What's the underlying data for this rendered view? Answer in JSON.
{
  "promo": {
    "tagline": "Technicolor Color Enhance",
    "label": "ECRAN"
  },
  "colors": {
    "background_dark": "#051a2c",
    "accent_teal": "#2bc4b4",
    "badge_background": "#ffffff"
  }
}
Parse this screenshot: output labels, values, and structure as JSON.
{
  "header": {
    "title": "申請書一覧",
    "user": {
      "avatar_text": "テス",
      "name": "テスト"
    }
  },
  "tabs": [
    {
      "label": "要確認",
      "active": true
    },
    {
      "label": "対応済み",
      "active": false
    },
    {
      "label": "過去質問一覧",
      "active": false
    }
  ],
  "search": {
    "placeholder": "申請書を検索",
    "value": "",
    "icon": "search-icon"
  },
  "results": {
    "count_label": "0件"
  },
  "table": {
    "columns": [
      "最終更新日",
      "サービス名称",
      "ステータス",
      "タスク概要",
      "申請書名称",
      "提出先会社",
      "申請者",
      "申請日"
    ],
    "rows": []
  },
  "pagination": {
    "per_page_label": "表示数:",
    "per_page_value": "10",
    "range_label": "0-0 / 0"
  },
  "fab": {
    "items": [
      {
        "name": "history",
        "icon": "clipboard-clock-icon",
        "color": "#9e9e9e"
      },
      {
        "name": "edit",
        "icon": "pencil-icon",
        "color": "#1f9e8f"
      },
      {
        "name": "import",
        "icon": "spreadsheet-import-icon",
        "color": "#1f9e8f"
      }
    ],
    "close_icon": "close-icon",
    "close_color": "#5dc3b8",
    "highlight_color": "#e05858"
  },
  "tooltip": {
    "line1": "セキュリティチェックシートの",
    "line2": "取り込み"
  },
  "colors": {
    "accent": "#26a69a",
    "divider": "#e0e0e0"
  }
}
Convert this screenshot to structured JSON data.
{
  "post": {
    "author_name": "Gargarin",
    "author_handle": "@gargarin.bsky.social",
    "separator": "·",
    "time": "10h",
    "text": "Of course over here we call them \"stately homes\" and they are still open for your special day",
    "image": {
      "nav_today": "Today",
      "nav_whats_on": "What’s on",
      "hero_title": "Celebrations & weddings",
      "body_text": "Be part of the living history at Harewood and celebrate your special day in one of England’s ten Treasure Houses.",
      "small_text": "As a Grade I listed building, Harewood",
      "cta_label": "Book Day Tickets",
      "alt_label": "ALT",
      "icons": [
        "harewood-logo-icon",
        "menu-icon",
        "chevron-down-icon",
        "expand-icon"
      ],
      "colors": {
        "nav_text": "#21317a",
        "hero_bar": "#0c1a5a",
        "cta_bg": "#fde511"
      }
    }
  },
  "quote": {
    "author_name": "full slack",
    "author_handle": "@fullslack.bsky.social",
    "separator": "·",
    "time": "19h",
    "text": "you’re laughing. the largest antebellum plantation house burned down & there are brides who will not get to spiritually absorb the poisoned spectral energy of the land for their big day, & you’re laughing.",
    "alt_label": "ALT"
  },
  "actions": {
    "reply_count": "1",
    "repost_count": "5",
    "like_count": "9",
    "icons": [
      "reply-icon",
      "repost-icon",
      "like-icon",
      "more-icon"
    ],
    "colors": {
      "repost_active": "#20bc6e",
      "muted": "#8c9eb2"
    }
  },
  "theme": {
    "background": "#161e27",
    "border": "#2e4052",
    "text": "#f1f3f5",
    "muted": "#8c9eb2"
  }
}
****************
(TASK TO COMPLETE) Reproduce the complete data exactly as presented above.

(CORRECT RESPONSE)
What's the underlying data for this rendered view? Answer in JSON.
{
  "promo": {
    "tagline": "Technicolor Color Enhance",
    "label": "ECRAN"
  },
  "colors": {
    "background_dark": "#051a2c",
    "accent_teal": "#2bc4b4",
    "badge_background": "#ffffff"
  }
}
Parse this screenshot: output labels, values, and structure as JSON.
{
  "header": {
    "title": "申請書一覧",
    "user": {
      "avatar_text": "テス",
      "name": "テスト"
    }
  },
  "tabs": [
    {
      "label": "要確認",
      "active": true
    },
    {
      "label": "対応済み",
      "active": false
    },
    {
      "label": "過去質問一覧",
      "active": false
    }
  ],
  "search": {
    "placeholder": "申請書を検索",
    "value": "",
    "icon": "search-icon"
  },
  "results": {
    "count_label": "0件"
  },
  "table": {
    "columns": [
      "最終更新日",
      "サービス名称",
      "ステータス",
      "タスク概要",
      "申請書名称",
      "提出先会社",
      "申請者",
      "申請日"
    ],
    "rows": []
  },
  "pagination": {
    "per_page_label": "表示数:",
    "per_page_value": "10",
    "range_label": "0-0 / 0"
  },
  "fab": {
    "items": [
      {
        "name": "history",
        "icon": "clipboard-clock-icon",
        "color": "#9e9e9e"
      },
      {
        "name": "edit",
        "icon": "pencil-icon",
        "color": "#1f9e8f"
      },
      {
        "name": "import",
        "icon": "spreadsheet-import-icon",
        "color": "#1f9e8f"
      }
    ],
    "close_icon": "close-icon",
    "close_color": "#5dc3b8",
    "highlight_color": "#e05858"
  },
  "tooltip": {
    "line1": "セキュリティチェックシートの",
    "line2": "取り込み"
  },
  "colors": {
    "accent": "#26a69a",
    "divider": "#e0e0e0"
  }
}
Convert this screenshot to structured JSON data.
{
  "post": {
    "author_name": "Gargarin",
    "author_handle": "@gargarin.bsky.social",
    "separator": "·",
    "time": "10h",
    "text": "Of course over here we call them \"stately homes\" and they are still open for your special day",
    "image": {
      "nav_today": "Today",
      "nav_whats_on": "What’s on",
      "hero_title": "Celebrations & weddings",
      "body_text": "Be part of the living history at Harewood and celebrate your special day in one of England’s ten Treasure Houses.",
      "small_text": "As a Grade I listed building, Harewood",
      "cta_label": "Book Day Tickets",
      "alt_label": "ALT",
      "icons": [
        "harewood-logo-icon",
        "menu-icon",
        "chevron-down-icon",
        "expand-icon"
      ],
      "colors": {
        "nav_text": "#21317a",
        "hero_bar": "#0c1a5a",
        "cta_bg": "#fde511"
      }
    }
  },
  "quote": {
    "author_name": "full slack",
    "author_handle": "@fullslack.bsky.social",
    "separator": "·",
    "time": "19h",
    "text": "you’re laughing. the largest antebellum plantation house burned down & there are brides who will not get to spiritually absorb the poisoned spectral energy of the land for their big day, & you’re laughing.",
    "alt_label": "ALT"
  },
  "actions": {
    "reply_count": "1",
    "repost_count": "5",
    "like_count": "9",
    "icons": [
      "reply-icon",
      "repost-icon",
      "like-icon",
      "more-icon"
    ],
    "colors": {
      "repost_active": "#20bc6e",
      "muted": "#8c9eb2"
    }
  },
  "theme": {
    "background": "#161e27",
    "border": "#2e4052",
    "text": "#f1f3f5",
    "muted": "#8c9eb2"
  }
}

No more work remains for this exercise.